── INPUT ROWS ──
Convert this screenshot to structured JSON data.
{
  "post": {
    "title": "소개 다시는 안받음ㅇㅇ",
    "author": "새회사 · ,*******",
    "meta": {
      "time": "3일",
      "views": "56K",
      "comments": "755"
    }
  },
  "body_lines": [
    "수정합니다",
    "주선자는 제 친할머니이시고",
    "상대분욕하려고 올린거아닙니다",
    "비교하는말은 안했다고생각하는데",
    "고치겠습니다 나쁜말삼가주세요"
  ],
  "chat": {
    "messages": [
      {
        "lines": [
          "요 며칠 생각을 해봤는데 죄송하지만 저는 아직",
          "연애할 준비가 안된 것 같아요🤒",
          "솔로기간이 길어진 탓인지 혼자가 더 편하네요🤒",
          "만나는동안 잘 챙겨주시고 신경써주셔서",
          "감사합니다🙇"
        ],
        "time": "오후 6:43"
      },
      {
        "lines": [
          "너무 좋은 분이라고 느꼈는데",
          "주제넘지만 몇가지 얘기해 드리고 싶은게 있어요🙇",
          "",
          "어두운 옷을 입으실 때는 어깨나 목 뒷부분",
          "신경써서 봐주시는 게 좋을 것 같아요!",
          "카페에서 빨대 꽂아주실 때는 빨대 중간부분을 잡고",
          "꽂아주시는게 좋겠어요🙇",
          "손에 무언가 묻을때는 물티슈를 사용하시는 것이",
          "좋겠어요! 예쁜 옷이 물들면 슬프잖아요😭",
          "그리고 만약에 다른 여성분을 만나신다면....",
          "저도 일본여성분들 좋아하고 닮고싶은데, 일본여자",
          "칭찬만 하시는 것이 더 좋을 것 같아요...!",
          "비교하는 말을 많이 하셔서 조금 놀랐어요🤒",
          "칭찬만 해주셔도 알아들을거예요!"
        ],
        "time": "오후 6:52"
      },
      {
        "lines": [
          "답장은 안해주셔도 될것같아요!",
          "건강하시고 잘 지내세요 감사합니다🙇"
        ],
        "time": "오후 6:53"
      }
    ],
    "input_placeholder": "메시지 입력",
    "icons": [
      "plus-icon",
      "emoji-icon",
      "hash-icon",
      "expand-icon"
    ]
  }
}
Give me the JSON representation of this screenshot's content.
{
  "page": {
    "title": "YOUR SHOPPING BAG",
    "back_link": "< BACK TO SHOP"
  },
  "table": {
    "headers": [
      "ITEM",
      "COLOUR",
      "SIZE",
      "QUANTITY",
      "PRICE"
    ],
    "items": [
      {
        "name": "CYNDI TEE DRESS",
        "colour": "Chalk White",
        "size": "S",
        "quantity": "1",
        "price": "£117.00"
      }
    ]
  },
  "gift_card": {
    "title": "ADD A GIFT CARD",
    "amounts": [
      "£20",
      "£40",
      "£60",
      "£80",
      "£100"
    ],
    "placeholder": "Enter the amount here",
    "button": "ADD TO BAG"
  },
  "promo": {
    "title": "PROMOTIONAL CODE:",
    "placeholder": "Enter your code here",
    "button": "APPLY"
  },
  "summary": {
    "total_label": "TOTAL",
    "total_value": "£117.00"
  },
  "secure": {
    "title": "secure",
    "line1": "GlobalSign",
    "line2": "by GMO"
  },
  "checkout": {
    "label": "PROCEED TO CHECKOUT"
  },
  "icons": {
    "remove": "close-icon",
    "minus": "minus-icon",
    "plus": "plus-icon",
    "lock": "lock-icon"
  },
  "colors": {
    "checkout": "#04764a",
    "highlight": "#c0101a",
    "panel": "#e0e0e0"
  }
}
───
WHAT YOU HAVE TO DO: Write out every line exactly as it stands.

EXERCISE RESPONSE:
Convert this screenshot to structured JSON data.
{
  "post": {
    "title": "소개 다시는 안받음ㅇㅇ",
    "author": "새회사 · ,*******",
    "meta": {
      "time": "3일",
      "views": "56K",
      "comments": "755"
    }
  },
  "body_lines": [
    "수정합니다",
    "주선자는 제 친할머니이시고",
    "상대분욕하려고 올린거아닙니다",
    "비교하는말은 안했다고생각하는데",
    "고치겠습니다 나쁜말삼가주세요"
  ],
  "chat": {
    "messages": [
      {
        "lines": [
          "요 며칠 생각을 해봤는데 죄송하지만 저는 아직",
          "연애할 준비가 안된 것 같아요🤒",
          "솔로기간이 길어진 탓인지 혼자가 더 편하네요🤒",
          "만나는동안 잘 챙겨주시고 신경써주셔서",
          "감사합니다🙇"
        ],
        "time": "오후 6:43"
      },
      {
        "lines": [
          "너무 좋은 분이라고 느꼈는데",
          "주제넘지만 몇가지 얘기해 드리고 싶은게 있어요🙇",
          "",
          "어두운 옷을 입으실 때는 어깨나 목 뒷부분",
          "신경써서 봐주시는 게 좋을 것 같아요!",
          "카페에서 빨대 꽂아주실 때는 빨대 중간부분을 잡고",
          "꽂아주시는게 좋겠어요🙇",
          "손에 무언가 묻을때는 물티슈를 사용하시는 것이",
          "좋겠어요! 예쁜 옷이 물들면 슬프잖아요😭",
          "그리고 만약에 다른 여성분을 만나신다면....",
          "저도 일본여성분들 좋아하고 닮고싶은데, 일본여자",
          "칭찬만 하시는 것이 더 좋을 것 같아요...!",
          "비교하는 말을 많이 하셔서 조금 놀랐어요🤒",
          "칭찬만 해주셔도 알아들을거예요!"
        ],
        "time": "오후 6:52"
      },
      {
        "lines": [
          "답장은 안해주셔도 될것같아요!",
          "건강하시고 잘 지내세요 감사합니다🙇"
        ],
        "time": "오후 6:53"
      }
    ],
    "input_placeholder": "메시지 입력",
    "icons": [
      "plus-icon",
      "emoji-icon",
      "hash-icon",
      "expand-icon"
    ]
  }
}
Give me the JSON representation of this screenshot's content.
{
  "page": {
    "title": "YOUR SHOPPING BAG",
    "back_link": "< BACK TO SHOP"
  },
  "table": {
    "headers": [
      "ITEM",
      "COLOUR",
      "SIZE",
      "QUANTITY",
      "PRICE"
    ],
    "items": [
      {
        "name": "CYNDI TEE DRESS",
        "colour": "Chalk White",
        "size": "S",
        "quantity": "1",
        "price": "£117.00"
      }
    ]
  },
  "gift_card": {
    "title": "ADD A GIFT CARD",
    "amounts": [
      "£20",
      "£40",
      "£60",
      "£80",
      "£100"
    ],
    "placeholder": "Enter the amount here",
    "button": "ADD TO BAG"
  },
  "promo": {
    "title": "PROMOTIONAL CODE:",
    "placeholder": "Enter your code here",
    "button": "APPLY"
  },
  "summary": {
    "total_label": "TOTAL",
    "total_value": "£117.00"
  },
  "secure": {
    "title": "secure",
    "line1": "GlobalSign",
    "line2": "by GMO"
  },
  "checkout": {
    "label": "PROCEED TO CHECKOUT"
  },
  "icons": {
    "remove": "close-icon",
    "minus": "minus-icon",
    "plus": "plus-icon",
    "lock": "lock-icon"
  },
  "colors": {
    "checkout": "#04764a",
    "highlight": "#c0101a",
    "panel": "#e0e0e0"
  }
}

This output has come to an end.